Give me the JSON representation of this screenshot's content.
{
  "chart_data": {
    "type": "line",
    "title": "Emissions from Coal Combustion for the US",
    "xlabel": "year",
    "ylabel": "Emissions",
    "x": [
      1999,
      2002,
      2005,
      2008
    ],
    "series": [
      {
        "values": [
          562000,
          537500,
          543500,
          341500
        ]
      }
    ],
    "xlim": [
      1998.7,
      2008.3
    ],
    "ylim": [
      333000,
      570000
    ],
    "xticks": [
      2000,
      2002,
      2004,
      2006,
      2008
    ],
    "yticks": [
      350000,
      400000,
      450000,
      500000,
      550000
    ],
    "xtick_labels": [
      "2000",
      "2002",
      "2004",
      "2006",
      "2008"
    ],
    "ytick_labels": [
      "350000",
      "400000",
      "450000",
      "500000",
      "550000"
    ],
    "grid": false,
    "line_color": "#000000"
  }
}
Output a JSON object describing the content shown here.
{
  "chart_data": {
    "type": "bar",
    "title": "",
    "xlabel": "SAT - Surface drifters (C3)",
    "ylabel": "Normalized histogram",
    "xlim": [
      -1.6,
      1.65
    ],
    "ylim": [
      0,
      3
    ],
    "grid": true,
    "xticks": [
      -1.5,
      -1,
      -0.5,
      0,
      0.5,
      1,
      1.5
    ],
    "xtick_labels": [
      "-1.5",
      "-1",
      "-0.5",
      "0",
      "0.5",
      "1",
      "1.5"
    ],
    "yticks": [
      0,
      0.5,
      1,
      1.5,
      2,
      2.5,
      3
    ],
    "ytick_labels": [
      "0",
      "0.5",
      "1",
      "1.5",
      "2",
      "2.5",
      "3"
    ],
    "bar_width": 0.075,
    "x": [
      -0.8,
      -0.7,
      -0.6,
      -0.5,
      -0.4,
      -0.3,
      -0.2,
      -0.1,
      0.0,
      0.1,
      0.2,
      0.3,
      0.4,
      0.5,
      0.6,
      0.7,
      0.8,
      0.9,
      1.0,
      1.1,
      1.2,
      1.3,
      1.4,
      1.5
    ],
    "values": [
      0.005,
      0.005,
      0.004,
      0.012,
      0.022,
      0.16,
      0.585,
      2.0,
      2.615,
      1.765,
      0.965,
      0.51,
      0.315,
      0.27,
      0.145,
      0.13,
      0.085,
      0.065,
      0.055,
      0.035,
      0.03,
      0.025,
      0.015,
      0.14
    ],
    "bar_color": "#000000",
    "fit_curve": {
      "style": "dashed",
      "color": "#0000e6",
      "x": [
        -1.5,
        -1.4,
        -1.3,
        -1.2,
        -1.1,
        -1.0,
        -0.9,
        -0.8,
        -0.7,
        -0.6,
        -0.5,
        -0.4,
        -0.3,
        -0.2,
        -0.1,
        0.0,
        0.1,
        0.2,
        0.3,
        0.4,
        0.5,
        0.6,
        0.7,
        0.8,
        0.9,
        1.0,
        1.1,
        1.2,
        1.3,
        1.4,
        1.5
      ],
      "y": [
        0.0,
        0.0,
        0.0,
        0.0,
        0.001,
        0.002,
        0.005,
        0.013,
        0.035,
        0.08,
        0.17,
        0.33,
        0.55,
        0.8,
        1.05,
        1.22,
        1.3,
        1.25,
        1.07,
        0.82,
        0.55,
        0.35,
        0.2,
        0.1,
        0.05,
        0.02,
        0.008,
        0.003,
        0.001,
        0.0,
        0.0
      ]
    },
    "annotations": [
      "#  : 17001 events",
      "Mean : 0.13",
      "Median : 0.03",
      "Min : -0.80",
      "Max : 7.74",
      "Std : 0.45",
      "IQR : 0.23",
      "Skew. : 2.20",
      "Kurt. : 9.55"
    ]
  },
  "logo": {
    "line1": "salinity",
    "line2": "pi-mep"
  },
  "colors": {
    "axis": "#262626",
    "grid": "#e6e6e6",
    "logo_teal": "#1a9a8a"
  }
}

◇ ◇ ◇ ◇

TO DO:
Write out the complete set of records exactly as given.

RIGHT ANSWER:
Give me the JSON representation of this screenshot's content.
{
  "chart_data": {
    "type": "line",
    "title": "Emissions from Coal Combustion for the US",
    "xlabel": "year",
    "ylabel": "Emissions",
    "x": [
      1999,
      2002,
      2005,
      2008
    ],
    "series": [
      {
        "values": [
          562000,
          537500,
          543500,
          341500
        ]
      }
    ],
    "xlim": [
      1998.7,
      2008.3
    ],
    "ylim": [
      333000,
      570000
    ],
    "xticks": [
      2000,
      2002,
      2004,
      2006,
      2008
    ],
    "yticks": [
      350000,
      400000,
      450000,
      500000,
      550000
    ],
    "xtick_labels": [
      "2000",
      "2002",
      "2004",
      "2006",
      "2008"
    ],
    "ytick_labels": [
      "350000",
      "400000",
      "450000",
      "500000",
      "550000"
    ],
    "grid": false,
    "line_color": "#000000"
  }
}
Output a JSON object describing the content shown here.
{
  "chart_data": {
    "type": "bar",
    "title": "",
    "xlabel": "SAT - Surface drifters (C3)",
    "ylabel": "Normalized histogram",
    "xlim": [
      -1.6,
      1.65
    ],
    "ylim": [
      0,
      3
    ],
    "grid": true,
    "xticks": [
      -1.5,
      -1,
      -0.5,
      0,
      0.5,
      1,
      1.5
    ],
    "xtick_labels": [
      "-1.5",
      "-1",
      "-0.5",
      "0",
      "0.5",
      "1",
      "1.5"
    ],
    "yticks": [
      0,
      0.5,
      1,
      1.5,
      2,
      2.5,
      3
    ],
    "ytick_labels": [
      "0",
      "0.5",
      "1",
      "1.5",
      "2",
      "2.5",
      "3"
    ],
    "bar_width": 0.075,
    "x": [
      -0.8,
      -0.7,
      -0.6,
      -0.5,
      -0.4,
      -0.3,
      -0.2,
      -0.1,
      0.0,
      0.1,
      0.2,
      0.3,
      0.4,
      0.5,
      0.6,
      0.7,
      0.8,
      0.9,
      1.0,
      1.1,
      1.2,
      1.3,
      1.4,
      1.5
    ],
    "values": [
      0.005,
      0.005,
      0.004,
      0.012,
      0.022,
      0.16,
      0.585,
      2.0,
      2.615,
      1.765,
      0.965,
      0.51,
      0.315,
      0.27,
      0.145,
      0.13,
      0.085,
      0.065,
      0.055,
      0.035,
      0.03,
      0.025,
      0.015,
      0.14
    ],
    "bar_color": "#000000",
    "fit_curve": {
      "style": "dashed",
      "color": "#0000e6",
      "x": [
        -1.5,
        -1.4,
        -1.3,
        -1.2,
        -1.1,
        -1.0,
        -0.9,
        -0.8,
        -0.7,
        -0.6,
        -0.5,
        -0.4,
        -0.3,
        -0.2,
        -0.1,
        0.0,
        0.1,
        0.2,
        0.3,
        0.4,
        0.5,
        0.6,
        0.7,
        0.8,
        0.9,
        1.0,
        1.1,
        1.2,
        1.3,
        1.4,
        1.5
      ],
      "y": [
        0.0,
        0.0,
        0.0,
        0.0,
        0.001,
        0.002,
        0.005,
        0.013,
        0.035,
        0.08,
        0.17,
        0.33,
        0.55,
        0.8,
        1.05,
        1.22,
        1.3,
        1.25,
        1.07,
        0.82,
        0.55,
        0.35,
        0.2,
        0.1,
        0.05,
        0.02,
        0.008,
        0.003,
        0.001,
        0.0,
        0.0
      ]
    },
    "annotations": [
      "#  : 17001 events",
      "Mean : 0.13",
      "Median : 0.03",
      "Min : -0.80",
      "Max : 7.74",
      "Std : 0.45",
      "IQR : 0.23",
      "Skew. : 2.20",
      "Kurt. : 9.55"
    ]
  },
  "logo": {
    "line1": "salinity",
    "line2": "pi-mep"
  },
  "colors": {
    "axis": "#262626",
    "grid": "#e6e6e6",
    "logo_teal": "#1a9a8a"
  }
}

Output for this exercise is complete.